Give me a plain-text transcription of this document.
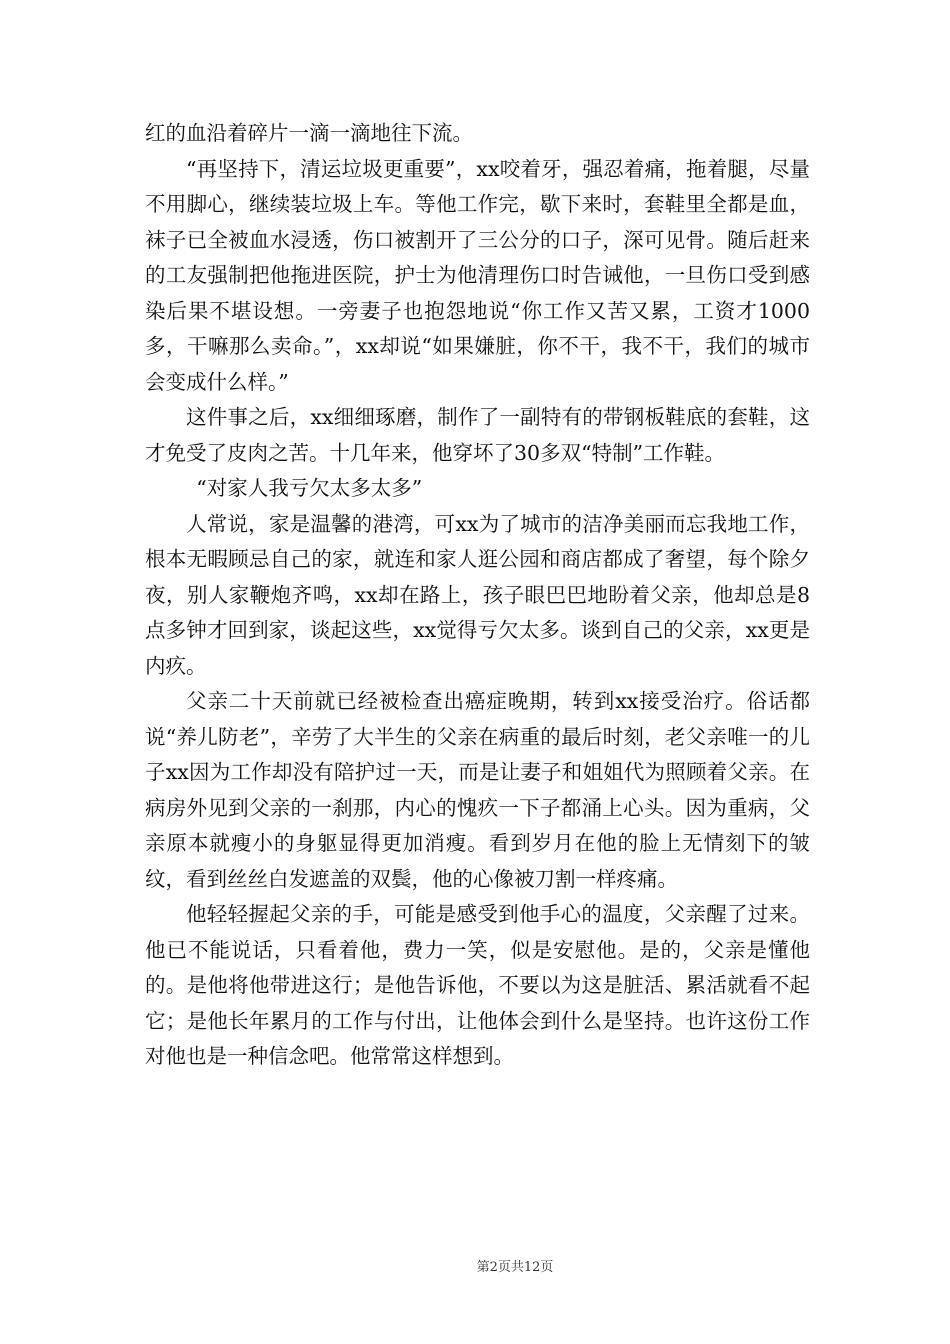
红的血沿着碎片一滴一滴地往下流。

“再坚持下，清运垃圾更重要”，xx咬着牙，强忍着痛，拖着腿，尽量不用脚心，继续装垃圾上车。等他工作完，歇下来时，套鞋里全都是血，袜子已全被血水浸透，伤口被割开了三公分的口子，深可见骨。随后赶来的工友强制把他拖进医院，护士为他清理伤口时告诫他，一旦伤口受到感染后果不堪设想。一旁妻子也抱怨地说“你工作又苦又累，工资才1000多，干嘛那么卖命。”，xx却说“如果嫌脏，你不干，我不干，我们的城市会变成什么样。”

这件事之后，xx细细琢磨，制作了一副特有的带钢板鞋底的套鞋，这才免受了皮肉之苦。十几年来，他穿坏了30多双“特制”工作鞋。

“对家人我亏欠太多太多”

人常说，家是温馨的港湾，可xx为了城市的洁净美丽而忘我地工作，根本无暇顾忌自己的家，就连和家人逛公园和商店都成了奢望，每个除夕夜，别人家鞭炮齐鸣，xx却在路上，孩子眼巴巴地盼着父亲，他却总是8点多钟才回到家，谈起这些，xx觉得亏欠太多。谈到自己的父亲，xx更是内疚。

父亲二十天前就已经被检查出癌症晚期，转到xx接受治疗。俗话都说“养儿防老”，辛劳了大半生的父亲在病重的最后时刻，老父亲唯一的儿子xx因为工作却没有陪护过一天，而是让妻子和姐姐代为照顾着父亲。在病房外见到父亲的一刹那，内心的愧疚一下子都涌上心头。因为重病，父亲原本就瘦小的身躯显得更加消瘦。看到岁月在他的脸上无情刻下的皱纹，看到丝丝白发遮盖的双鬓，他的心像被刀割一样疼痛。

他轻轻握起父亲的手，可能是感受到他手心的温度，父亲醒了过来。他已不能说话，只看着他，费力一笑，似是安慰他。是的，父亲是懂他的。是他将他带进这行；是他告诉他，不要以为这是脏活、累活就看不起它；是他长年累月的工作与付出，让他体会到什么是坚持。也许这份工作对他也是一种信念吧。他常常这样想到。

第2页共12页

--- --- ---

GIVEN PROBLEM »
Set the pictures aside and transcribe the data above exactly.

THE RESPONSE »
Give me a plain-text transcription of this document.
红的血沿着碎片一滴一滴地往下流。

“再坚持下，清运垃圾更重要”，xx咬着牙，强忍着痛，拖着腿，尽量不用脚心，继续装垃圾上车。等他工作完，歇下来时，套鞋里全都是血，袜子已全被血水浸透，伤口被割开了三公分的口子，深可见骨。随后赶来的工友强制把他拖进医院，护士为他清理伤口时告诫他，一旦伤口受到感染后果不堪设想。一旁妻子也抱怨地说“你工作又苦又累，工资才1000多，干嘛那么卖命。”，xx却说“如果嫌脏，你不干，我不干，我们的城市会变成什么样。”

这件事之后，xx细细琢磨，制作了一副特有的带钢板鞋底的套鞋，这才免受了皮肉之苦。十几年来，他穿坏了30多双“特制”工作鞋。

“对家人我亏欠太多太多”

人常说，家是温馨的港湾，可xx为了城市的洁净美丽而忘我地工作，根本无暇顾忌自己的家，就连和家人逛公园和商店都成了奢望，每个除夕夜，别人家鞭炮齐鸣，xx却在路上，孩子眼巴巴地盼着父亲，他却总是8点多钟才回到家，谈起这些，xx觉得亏欠太多。谈到自己的父亲，xx更是内疚。

父亲二十天前就已经被检查出癌症晚期，转到xx接受治疗。俗话都说“养儿防老”，辛劳了大半生的父亲在病重的最后时刻，老父亲唯一的儿子xx因为工作却没有陪护过一天，而是让妻子和姐姐代为照顾着父亲。在病房外见到父亲的一刹那，内心的愧疚一下子都涌上心头。因为重病，父亲原本就瘦小的身躯显得更加消瘦。看到岁月在他的脸上无情刻下的皱纹，看到丝丝白发遮盖的双鬓，他的心像被刀割一样疼痛。

他轻轻握起父亲的手，可能是感受到他手心的温度，父亲醒了过来。他已不能说话，只看着他，费力一笑，似是安慰他。是的，父亲是懂他的。是他将他带进这行；是他告诉他，不要以为这是脏活、累活就看不起它；是他长年累月的工作与付出，让他体会到什么是坚持。也许这份工作对他也是一种信念吧。他常常这样想到。

第2页共12页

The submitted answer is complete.